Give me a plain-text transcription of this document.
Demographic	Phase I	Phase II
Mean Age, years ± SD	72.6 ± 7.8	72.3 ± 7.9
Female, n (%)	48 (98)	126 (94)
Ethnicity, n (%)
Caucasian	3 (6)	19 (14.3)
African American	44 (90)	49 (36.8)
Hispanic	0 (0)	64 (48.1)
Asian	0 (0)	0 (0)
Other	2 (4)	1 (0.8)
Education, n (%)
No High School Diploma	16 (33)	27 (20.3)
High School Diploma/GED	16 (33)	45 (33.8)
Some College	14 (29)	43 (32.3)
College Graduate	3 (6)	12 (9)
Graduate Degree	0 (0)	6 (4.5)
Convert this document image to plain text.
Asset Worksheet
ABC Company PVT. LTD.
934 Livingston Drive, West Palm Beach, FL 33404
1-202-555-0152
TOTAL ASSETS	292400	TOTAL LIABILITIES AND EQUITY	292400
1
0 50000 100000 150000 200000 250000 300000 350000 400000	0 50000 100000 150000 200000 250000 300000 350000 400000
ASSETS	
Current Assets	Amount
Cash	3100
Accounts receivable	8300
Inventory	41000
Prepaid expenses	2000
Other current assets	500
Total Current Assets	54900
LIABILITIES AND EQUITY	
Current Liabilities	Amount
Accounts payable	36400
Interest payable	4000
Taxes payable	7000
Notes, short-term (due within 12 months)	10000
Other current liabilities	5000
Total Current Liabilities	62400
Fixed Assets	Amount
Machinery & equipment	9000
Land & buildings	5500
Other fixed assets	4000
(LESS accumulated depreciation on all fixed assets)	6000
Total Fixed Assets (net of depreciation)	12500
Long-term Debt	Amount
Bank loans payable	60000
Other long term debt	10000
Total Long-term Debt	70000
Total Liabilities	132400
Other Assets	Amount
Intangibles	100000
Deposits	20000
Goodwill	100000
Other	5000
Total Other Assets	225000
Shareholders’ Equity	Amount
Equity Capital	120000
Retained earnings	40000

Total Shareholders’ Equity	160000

********************

§ **YOUR GOAL**: Locate all lines holding the word "text", then copy them out.

§ **RESULT OF THE TASK**:
Give me a plain-text transcription of this document.
Convert this document image to plain text.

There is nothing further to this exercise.